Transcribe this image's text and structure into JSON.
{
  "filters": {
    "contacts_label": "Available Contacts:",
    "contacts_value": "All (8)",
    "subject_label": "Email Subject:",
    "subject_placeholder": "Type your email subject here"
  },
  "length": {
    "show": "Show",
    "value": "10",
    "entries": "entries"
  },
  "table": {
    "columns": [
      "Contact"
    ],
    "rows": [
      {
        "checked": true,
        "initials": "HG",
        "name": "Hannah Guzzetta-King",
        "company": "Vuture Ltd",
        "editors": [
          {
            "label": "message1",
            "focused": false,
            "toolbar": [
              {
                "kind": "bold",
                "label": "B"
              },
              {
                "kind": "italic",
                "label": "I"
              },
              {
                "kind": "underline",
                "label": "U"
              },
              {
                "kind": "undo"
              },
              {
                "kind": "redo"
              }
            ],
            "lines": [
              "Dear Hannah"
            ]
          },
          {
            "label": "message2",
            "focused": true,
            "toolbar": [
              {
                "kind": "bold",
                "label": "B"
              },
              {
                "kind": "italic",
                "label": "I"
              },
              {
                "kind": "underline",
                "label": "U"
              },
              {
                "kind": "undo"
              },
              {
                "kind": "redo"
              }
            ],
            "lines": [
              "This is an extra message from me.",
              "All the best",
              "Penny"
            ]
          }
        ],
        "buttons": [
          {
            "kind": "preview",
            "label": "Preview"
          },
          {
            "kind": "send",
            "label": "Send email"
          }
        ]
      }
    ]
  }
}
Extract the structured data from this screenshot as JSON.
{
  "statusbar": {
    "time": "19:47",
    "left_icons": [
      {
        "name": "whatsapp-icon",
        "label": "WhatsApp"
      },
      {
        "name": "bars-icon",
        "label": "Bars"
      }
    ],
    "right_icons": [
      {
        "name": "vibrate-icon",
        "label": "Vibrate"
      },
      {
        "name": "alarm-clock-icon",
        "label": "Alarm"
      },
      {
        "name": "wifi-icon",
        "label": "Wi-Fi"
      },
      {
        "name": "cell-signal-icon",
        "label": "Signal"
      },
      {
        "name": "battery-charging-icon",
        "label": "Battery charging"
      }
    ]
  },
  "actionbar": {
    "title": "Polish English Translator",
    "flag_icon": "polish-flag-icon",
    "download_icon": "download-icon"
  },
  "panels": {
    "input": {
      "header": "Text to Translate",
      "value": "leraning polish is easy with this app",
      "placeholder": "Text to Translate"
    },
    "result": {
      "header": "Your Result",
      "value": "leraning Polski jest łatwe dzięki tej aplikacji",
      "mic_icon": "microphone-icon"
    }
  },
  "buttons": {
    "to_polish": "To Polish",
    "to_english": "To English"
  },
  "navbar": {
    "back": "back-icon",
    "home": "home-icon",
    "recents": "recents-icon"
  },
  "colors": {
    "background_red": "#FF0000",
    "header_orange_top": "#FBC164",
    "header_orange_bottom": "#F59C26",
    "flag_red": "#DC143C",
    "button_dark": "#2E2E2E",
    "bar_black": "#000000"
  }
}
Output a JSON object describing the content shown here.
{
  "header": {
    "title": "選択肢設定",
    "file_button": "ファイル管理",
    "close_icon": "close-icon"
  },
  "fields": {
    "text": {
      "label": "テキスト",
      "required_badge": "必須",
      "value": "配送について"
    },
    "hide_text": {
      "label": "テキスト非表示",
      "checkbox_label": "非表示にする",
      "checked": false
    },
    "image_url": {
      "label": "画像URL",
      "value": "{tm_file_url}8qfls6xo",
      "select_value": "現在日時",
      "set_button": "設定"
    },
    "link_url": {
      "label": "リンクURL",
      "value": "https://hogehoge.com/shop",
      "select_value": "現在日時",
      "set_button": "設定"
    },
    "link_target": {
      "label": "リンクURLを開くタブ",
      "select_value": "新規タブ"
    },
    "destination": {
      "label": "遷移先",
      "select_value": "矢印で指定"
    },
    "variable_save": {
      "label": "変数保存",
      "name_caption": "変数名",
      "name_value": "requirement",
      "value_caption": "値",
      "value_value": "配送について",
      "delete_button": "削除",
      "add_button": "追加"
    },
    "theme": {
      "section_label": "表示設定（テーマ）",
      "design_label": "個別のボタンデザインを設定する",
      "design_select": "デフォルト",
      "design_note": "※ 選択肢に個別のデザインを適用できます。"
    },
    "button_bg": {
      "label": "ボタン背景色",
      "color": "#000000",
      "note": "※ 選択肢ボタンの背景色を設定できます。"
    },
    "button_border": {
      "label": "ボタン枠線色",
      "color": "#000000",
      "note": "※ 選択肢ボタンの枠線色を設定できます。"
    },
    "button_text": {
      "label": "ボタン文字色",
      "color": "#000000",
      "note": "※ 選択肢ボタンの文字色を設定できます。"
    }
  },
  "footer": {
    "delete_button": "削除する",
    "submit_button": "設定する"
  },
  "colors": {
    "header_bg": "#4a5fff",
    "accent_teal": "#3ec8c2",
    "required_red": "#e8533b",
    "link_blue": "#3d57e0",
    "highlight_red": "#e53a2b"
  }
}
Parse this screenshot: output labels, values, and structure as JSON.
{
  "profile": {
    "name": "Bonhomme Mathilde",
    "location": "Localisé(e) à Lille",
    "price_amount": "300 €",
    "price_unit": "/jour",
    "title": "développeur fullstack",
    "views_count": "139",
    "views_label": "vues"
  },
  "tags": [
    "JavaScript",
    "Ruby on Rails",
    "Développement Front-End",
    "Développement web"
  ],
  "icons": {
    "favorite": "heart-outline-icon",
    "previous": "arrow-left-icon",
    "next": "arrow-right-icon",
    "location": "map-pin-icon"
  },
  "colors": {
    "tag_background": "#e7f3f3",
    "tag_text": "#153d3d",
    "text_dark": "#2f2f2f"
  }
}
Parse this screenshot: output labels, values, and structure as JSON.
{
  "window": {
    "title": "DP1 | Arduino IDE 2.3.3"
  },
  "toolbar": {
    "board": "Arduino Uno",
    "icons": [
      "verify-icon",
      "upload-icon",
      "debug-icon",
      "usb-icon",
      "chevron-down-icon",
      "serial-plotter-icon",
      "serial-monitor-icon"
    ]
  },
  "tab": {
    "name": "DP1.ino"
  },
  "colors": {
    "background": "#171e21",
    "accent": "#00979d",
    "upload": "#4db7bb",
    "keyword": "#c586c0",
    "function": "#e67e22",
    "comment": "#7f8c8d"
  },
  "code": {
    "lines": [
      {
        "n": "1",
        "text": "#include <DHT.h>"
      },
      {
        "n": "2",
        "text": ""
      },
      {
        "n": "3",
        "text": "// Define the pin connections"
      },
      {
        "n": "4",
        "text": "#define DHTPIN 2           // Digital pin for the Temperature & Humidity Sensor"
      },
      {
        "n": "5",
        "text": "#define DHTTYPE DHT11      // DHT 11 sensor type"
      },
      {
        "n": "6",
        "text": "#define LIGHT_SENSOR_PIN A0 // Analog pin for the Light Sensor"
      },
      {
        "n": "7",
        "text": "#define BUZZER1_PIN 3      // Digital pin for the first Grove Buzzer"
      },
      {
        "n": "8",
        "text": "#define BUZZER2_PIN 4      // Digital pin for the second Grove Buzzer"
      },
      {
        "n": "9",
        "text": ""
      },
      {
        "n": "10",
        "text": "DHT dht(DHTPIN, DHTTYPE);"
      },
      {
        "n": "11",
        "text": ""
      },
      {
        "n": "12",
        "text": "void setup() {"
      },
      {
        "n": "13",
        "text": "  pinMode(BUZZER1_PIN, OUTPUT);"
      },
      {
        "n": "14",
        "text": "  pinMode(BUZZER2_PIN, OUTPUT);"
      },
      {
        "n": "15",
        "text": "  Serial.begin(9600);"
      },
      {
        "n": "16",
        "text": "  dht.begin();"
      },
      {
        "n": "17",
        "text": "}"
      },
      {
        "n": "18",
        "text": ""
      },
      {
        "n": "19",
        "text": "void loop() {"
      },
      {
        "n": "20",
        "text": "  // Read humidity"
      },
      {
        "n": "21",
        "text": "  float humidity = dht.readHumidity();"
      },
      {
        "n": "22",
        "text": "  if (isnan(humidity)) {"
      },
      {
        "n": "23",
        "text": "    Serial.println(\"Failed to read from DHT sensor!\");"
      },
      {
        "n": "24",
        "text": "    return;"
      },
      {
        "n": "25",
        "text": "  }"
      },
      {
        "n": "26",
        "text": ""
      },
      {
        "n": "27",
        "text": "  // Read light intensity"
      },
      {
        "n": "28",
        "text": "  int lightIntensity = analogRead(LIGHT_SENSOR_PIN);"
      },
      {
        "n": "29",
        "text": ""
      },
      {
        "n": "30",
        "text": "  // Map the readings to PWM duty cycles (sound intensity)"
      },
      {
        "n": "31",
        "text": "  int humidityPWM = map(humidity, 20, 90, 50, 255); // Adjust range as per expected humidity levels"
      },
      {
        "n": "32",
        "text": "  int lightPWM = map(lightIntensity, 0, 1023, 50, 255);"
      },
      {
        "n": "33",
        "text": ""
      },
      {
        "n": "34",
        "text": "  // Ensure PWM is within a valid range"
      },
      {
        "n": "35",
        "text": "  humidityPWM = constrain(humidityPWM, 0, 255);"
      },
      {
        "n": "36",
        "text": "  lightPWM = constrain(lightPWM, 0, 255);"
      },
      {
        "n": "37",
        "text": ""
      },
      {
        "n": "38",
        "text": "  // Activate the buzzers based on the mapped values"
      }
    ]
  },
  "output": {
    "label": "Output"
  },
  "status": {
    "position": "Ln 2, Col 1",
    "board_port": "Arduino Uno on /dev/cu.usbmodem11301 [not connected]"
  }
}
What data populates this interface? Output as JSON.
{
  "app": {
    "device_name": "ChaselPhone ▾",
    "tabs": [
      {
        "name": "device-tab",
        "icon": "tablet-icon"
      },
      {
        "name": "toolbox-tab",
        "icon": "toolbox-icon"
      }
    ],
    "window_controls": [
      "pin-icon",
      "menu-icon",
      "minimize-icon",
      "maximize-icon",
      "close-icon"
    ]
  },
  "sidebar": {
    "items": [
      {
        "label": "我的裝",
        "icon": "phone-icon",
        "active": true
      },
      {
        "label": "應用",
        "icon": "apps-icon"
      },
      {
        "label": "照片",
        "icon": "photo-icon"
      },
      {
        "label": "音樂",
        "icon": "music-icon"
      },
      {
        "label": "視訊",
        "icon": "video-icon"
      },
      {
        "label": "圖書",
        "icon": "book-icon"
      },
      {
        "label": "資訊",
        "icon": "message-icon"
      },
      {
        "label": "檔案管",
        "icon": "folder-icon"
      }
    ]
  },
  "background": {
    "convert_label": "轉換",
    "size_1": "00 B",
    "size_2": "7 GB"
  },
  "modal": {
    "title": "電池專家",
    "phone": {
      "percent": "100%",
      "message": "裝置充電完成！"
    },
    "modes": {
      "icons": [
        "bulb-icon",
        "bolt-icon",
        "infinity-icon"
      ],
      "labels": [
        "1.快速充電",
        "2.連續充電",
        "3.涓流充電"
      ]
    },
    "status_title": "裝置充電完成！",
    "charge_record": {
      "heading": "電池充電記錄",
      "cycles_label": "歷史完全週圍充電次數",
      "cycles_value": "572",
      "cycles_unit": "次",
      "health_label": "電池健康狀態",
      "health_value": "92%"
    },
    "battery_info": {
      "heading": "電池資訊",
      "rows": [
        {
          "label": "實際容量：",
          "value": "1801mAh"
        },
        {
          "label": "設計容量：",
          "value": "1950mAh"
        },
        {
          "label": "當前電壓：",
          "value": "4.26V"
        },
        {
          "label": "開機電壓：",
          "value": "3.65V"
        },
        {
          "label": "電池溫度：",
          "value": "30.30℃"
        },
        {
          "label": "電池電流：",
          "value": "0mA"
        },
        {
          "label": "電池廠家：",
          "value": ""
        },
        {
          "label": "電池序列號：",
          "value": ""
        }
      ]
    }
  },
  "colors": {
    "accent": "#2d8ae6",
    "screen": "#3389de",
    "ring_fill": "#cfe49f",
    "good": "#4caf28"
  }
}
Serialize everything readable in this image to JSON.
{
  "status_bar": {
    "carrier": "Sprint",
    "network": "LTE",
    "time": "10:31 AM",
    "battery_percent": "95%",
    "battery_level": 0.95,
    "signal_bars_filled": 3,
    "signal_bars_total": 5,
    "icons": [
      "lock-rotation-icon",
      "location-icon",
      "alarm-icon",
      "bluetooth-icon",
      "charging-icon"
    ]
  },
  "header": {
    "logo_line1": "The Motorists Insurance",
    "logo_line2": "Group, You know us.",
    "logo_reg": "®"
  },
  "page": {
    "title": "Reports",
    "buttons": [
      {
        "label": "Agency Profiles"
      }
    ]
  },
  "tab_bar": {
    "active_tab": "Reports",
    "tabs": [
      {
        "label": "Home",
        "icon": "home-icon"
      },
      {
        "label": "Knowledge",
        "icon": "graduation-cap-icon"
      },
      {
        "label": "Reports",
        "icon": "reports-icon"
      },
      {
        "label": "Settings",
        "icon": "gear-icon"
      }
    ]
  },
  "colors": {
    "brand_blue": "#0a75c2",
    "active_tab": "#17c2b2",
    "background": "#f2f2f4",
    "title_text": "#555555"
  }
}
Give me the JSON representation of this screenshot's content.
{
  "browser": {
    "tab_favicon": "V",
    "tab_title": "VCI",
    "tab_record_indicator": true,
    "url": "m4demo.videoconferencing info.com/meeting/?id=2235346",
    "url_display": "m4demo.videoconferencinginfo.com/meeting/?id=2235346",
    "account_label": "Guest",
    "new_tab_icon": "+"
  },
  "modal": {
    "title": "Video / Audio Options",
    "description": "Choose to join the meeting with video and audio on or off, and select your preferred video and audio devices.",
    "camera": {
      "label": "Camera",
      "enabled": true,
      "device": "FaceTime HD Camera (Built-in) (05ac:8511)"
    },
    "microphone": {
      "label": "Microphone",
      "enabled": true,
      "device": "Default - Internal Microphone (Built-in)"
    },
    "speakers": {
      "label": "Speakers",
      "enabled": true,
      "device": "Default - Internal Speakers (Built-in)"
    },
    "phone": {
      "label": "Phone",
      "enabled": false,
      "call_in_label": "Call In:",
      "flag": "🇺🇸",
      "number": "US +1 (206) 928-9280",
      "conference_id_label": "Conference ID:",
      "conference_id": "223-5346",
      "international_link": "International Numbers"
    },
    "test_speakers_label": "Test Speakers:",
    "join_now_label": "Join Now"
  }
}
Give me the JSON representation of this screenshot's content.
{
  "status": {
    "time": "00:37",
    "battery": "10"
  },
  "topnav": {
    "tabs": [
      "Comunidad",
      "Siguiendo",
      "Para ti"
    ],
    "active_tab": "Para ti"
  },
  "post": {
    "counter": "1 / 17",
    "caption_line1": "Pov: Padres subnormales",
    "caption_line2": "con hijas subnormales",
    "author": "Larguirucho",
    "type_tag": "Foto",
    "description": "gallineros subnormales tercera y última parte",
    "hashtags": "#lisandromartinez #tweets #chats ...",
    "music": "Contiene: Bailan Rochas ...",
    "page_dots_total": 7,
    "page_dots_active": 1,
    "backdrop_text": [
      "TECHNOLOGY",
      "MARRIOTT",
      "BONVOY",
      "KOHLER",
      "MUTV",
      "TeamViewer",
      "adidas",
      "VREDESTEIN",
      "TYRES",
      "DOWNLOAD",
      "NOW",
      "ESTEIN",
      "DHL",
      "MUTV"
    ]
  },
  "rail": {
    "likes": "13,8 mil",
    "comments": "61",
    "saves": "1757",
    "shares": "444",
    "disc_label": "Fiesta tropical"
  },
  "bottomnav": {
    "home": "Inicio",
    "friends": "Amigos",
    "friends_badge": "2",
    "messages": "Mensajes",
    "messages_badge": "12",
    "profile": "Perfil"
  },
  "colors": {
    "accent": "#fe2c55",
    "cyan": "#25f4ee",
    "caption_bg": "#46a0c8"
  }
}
★ ★ ★
**YOUR OBJECTIVE**
Count every line in the preceding entries where the string "Grove" appears, then state only the total.

**EXERCISE OUTPUT**
2